Reproduce the listing below verbatim.

-- start of GIVEN INFORMATION --

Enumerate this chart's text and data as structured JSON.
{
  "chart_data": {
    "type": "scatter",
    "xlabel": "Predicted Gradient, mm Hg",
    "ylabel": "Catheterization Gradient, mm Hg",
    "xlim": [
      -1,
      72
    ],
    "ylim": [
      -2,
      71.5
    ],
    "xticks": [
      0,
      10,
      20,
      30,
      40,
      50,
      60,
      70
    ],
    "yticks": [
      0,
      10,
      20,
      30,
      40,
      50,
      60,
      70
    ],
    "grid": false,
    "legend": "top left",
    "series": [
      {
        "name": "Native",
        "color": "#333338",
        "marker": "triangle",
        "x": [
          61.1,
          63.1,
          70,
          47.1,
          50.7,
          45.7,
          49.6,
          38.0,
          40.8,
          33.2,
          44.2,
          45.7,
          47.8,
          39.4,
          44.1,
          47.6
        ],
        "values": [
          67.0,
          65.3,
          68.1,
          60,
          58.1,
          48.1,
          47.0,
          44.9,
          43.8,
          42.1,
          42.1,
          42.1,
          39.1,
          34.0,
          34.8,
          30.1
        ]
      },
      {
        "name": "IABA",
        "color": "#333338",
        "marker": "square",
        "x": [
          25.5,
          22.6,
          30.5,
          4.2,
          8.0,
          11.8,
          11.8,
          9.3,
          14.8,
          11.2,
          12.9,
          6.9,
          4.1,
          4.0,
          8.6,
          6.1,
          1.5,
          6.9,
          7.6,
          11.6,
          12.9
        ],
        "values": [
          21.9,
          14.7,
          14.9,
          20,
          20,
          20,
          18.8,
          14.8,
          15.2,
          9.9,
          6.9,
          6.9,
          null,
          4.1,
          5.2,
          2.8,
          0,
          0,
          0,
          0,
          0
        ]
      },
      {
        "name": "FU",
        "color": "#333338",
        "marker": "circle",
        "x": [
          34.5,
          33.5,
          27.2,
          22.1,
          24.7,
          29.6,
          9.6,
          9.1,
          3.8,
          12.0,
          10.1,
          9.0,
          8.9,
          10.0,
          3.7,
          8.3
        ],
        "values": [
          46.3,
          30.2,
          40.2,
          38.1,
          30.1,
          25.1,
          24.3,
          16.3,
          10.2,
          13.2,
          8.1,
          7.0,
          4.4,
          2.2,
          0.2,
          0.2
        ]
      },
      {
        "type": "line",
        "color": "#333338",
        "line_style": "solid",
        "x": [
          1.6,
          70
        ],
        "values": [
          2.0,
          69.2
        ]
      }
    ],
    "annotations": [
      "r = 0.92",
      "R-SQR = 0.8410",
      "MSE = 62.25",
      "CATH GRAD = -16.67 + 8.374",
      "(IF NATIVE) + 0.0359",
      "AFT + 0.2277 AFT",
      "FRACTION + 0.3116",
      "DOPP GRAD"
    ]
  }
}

-- end of GIVEN INFORMATION --

**REPLY TO THE EXERCISE:**
Enumerate this chart's text and data as structured JSON.
{
  "chart_data": {
    "type": "scatter",
    "xlabel": "Predicted Gradient, mm Hg",
    "ylabel": "Catheterization Gradient, mm Hg",
    "xlim": [
      -1,
      72
    ],
    "ylim": [
      -2,
      71.5
    ],
    "xticks": [
      0,
      10,
      20,
      30,
      40,
      50,
      60,
      70
    ],
    "yticks": [
      0,
      10,
      20,
      30,
      40,
      50,
      60,
      70
    ],
    "grid": false,
    "legend": "top left",
    "series": [
      {
        "name": "Native",
        "color": "#333338",
        "marker": "triangle",
        "x": [
          61.1,
          63.1,
          70,
          47.1,
          50.7,
          45.7,
          49.6,
          38.0,
          40.8,
          33.2,
          44.2,
          45.7,
          47.8,
          39.4,
          44.1,
          47.6
        ],
        "values": [
          67.0,
          65.3,
          68.1,
          60,
          58.1,
          48.1,
          47.0,
          44.9,
          43.8,
          42.1,
          42.1,
          42.1,
          39.1,
          34.0,
          34.8,
          30.1
        ]
      },
      {
        "name": "IABA",
        "color": "#333338",
        "marker": "square",
        "x": [
          25.5,
          22.6,
          30.5,
          4.2,
          8.0,
          11.8,
          11.8,
          9.3,
          14.8,
          11.2,
          12.9,
          6.9,
          4.1,
          4.0,
          8.6,
          6.1,
          1.5,
          6.9,
          7.6,
          11.6,
          12.9
        ],
        "values": [
          21.9,
          14.7,
          14.9,
          20,
          20,
          20,
          18.8,
          14.8,
          15.2,
          9.9,
          6.9,
          6.9,
          null,
          4.1,
          5.2,
          2.8,
          0,
          0,
          0,
          0,
          0
        ]
      },
      {
        "name": "FU",
        "color": "#333338",
        "marker": "circle",
        "x": [
          34.5,
          33.5,
          27.2,
          22.1,
          24.7,
          29.6,
          9.6,
          9.1,
          3.8,
          12.0,
          10.1,
          9.0,
          8.9,
          10.0,
          3.7,
          8.3
        ],
        "values": [
          46.3,
          30.2,
          40.2,
          38.1,
          30.1,
          25.1,
          24.3,
          16.3,
          10.2,
          13.2,
          8.1,
          7.0,
          4.4,
          2.2,
          0.2,
          0.2
        ]
      },
      {
        "type": "line",
        "color": "#333338",
        "line_style": "solid",
        "x": [
          1.6,
          70
        ],
        "values": [
          2.0,
          69.2
        ]
      }
    ],
    "annotations": [
      "r = 0.92",
      "R-SQR = 0.8410",
      "MSE = 62.25",
      "CATH GRAD = -16.67 + 8.374",
      "(IF NATIVE) + 0.0359",
      "AFT + 0.2277 AFT",
      "FRACTION + 0.3116",
      "DOPP GRAD"
    ]
  }
}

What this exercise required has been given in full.